WHAT YOU SHOULD DO ->
Pictures do not belong in the copy; transcribe everything else in the records exactly.

[START]

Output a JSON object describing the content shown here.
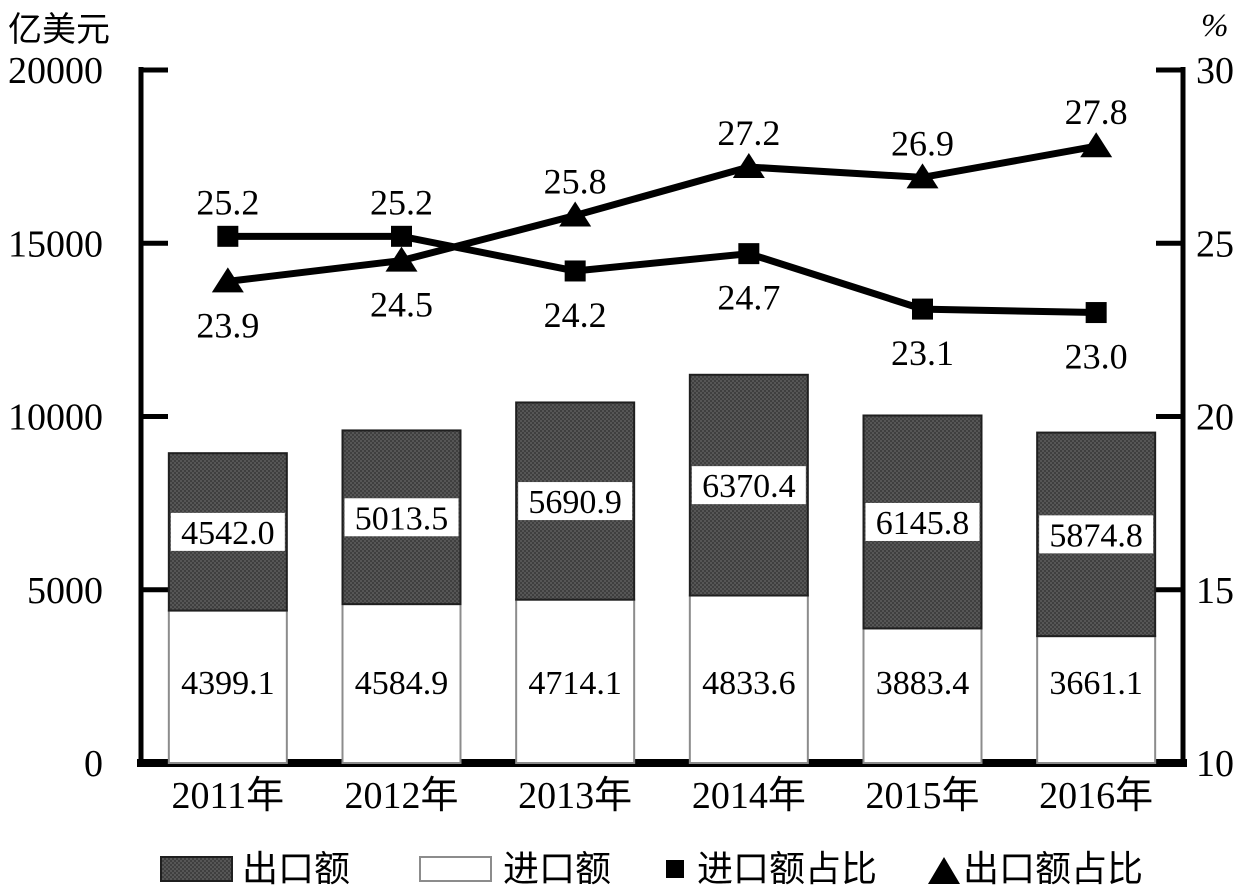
{
  "chart_data": {
    "type": "combo-stacked-bar-line",
    "categories": [
      "2011年",
      "2012年",
      "2013年",
      "2014年",
      "2015年",
      "2016年"
    ],
    "series": [
      {
        "name": "出口额",
        "type": "bar",
        "stack": "trade",
        "position": "top",
        "axis": "left",
        "values": [
          4542.0,
          5013.5,
          5690.9,
          6370.4,
          6145.8,
          5874.8
        ],
        "labels": [
          "4542.0",
          "5013.5",
          "5690.9",
          "6370.4",
          "6145.8",
          "5874.8"
        ],
        "boxed_labels": true,
        "color": "#4a4a4a"
      },
      {
        "name": "进口额",
        "type": "bar",
        "stack": "trade",
        "position": "bottom",
        "axis": "left",
        "values": [
          4399.1,
          4584.9,
          4714.1,
          4833.6,
          3883.4,
          3661.1
        ],
        "labels": [
          "4399.1",
          "4584.9",
          "4714.1",
          "4833.6",
          "3883.4",
          "3661.1"
        ],
        "boxed_labels": false,
        "color": "#ffffff"
      },
      {
        "name": "进口额占比",
        "type": "line",
        "marker": "square",
        "axis": "right",
        "values": [
          25.2,
          25.2,
          24.2,
          24.7,
          23.1,
          23.0
        ],
        "labels": [
          "25.2",
          "25.2",
          "24.2",
          "24.7",
          "23.1",
          "23.0"
        ],
        "label_pos": [
          "above",
          "above",
          "below",
          "below",
          "below",
          "below"
        ],
        "color": "#000000"
      },
      {
        "name": "出口额占比",
        "type": "line",
        "marker": "triangle",
        "axis": "right",
        "values": [
          23.9,
          24.5,
          25.8,
          27.2,
          26.9,
          27.8
        ],
        "labels": [
          "23.9",
          "24.5",
          "25.8",
          "27.2",
          "26.9",
          "27.8"
        ],
        "label_pos": [
          "below",
          "below",
          "above",
          "above",
          "above",
          "above"
        ],
        "color": "#000000"
      }
    ],
    "left_axis": {
      "label": "亿美元",
      "min": 0,
      "max": 20000,
      "ticks": [
        0,
        5000,
        10000,
        15000,
        20000
      ],
      "tick_labels": [
        "0",
        "5000",
        "10000",
        "15000",
        "20000"
      ]
    },
    "right_axis": {
      "label": "%",
      "min": 10,
      "max": 30,
      "ticks": [
        10,
        15,
        20,
        25,
        30
      ],
      "tick_labels": [
        "10",
        "15",
        "20",
        "25",
        "30"
      ]
    },
    "legend": [
      {
        "label": "出口额",
        "swatch": "bar-dark"
      },
      {
        "label": "进口额",
        "swatch": "bar-white"
      },
      {
        "label": "进口额占比",
        "swatch": "square"
      },
      {
        "label": "出口额占比",
        "swatch": "triangle"
      }
    ],
    "grid": false,
    "legend_position": "bottom"
  },
  "colors": {
    "bar_dark_a": "#3f3f3f",
    "bar_dark_b": "#565656",
    "bar_dark_border": "#1f1f1f",
    "bar_white": "#ffffff",
    "bar_white_border": "#8c8c8c",
    "line": "#000000",
    "axis": "#000000",
    "text": "#000000",
    "background": "#ffffff"
  }
}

[END]

RESPONSE ->
Output a JSON object describing the content shown here.
{
  "chart_data": {
    "type": "combo-stacked-bar-line",
    "categories": [
      "2011年",
      "2012年",
      "2013年",
      "2014年",
      "2015年",
      "2016年"
    ],
    "series": [
      {
        "name": "出口额",
        "type": "bar",
        "stack": "trade",
        "position": "top",
        "axis": "left",
        "values": [
          4542.0,
          5013.5,
          5690.9,
          6370.4,
          6145.8,
          5874.8
        ],
        "labels": [
          "4542.0",
          "5013.5",
          "5690.9",
          "6370.4",
          "6145.8",
          "5874.8"
        ],
        "boxed_labels": true,
        "color": "#4a4a4a"
      },
      {
        "name": "进口额",
        "type": "bar",
        "stack": "trade",
        "position": "bottom",
        "axis": "left",
        "values": [
          4399.1,
          4584.9,
          4714.1,
          4833.6,
          3883.4,
          3661.1
        ],
        "labels": [
          "4399.1",
          "4584.9",
          "4714.1",
          "4833.6",
          "3883.4",
          "3661.1"
        ],
        "boxed_labels": false,
        "color": "#ffffff"
      },
      {
        "name": "进口额占比",
        "type": "line",
        "marker": "square",
        "axis": "right",
        "values": [
          25.2,
          25.2,
          24.2,
          24.7,
          23.1,
          23.0
        ],
        "labels": [
          "25.2",
          "25.2",
          "24.2",
          "24.7",
          "23.1",
          "23.0"
        ],
        "label_pos": [
          "above",
          "above",
          "below",
          "below",
          "below",
          "below"
        ],
        "color": "#000000"
      },
      {
        "name": "出口额占比",
        "type": "line",
        "marker": "triangle",
        "axis": "right",
        "values": [
          23.9,
          24.5,
          25.8,
          27.2,
          26.9,
          27.8
        ],
        "labels": [
          "23.9",
          "24.5",
          "25.8",
          "27.2",
          "26.9",
          "27.8"
        ],
        "label_pos": [
          "below",
          "below",
          "above",
          "above",
          "above",
          "above"
        ],
        "color": "#000000"
      }
    ],
    "left_axis": {
      "label": "亿美元",
      "min": 0,
      "max": 20000,
      "ticks": [
        0,
        5000,
        10000,
        15000,
        20000
      ],
      "tick_labels": [
        "0",
        "5000",
        "10000",
        "15000",
        "20000"
      ]
    },
    "right_axis": {
      "label": "%",
      "min": 10,
      "max": 30,
      "ticks": [
        10,
        15,
        20,
        25,
        30
      ],
      "tick_labels": [
        "10",
        "15",
        "20",
        "25",
        "30"
      ]
    },
    "legend": [
      {
        "label": "出口额",
        "swatch": "bar-dark"
      },
      {
        "label": "进口额",
        "swatch": "bar-white"
      },
      {
        "label": "进口额占比",
        "swatch": "square"
      },
      {
        "label": "出口额占比",
        "swatch": "triangle"
      }
    ],
    "grid": false,
    "legend_position": "bottom"
  },
  "colors": {
    "bar_dark_a": "#3f3f3f",
    "bar_dark_b": "#565656",
    "bar_dark_border": "#1f1f1f",
    "bar_white": "#ffffff",
    "bar_white_border": "#8c8c8c",
    "line": "#000000",
    "axis": "#000000",
    "text": "#000000",
    "background": "#ffffff"
  }
}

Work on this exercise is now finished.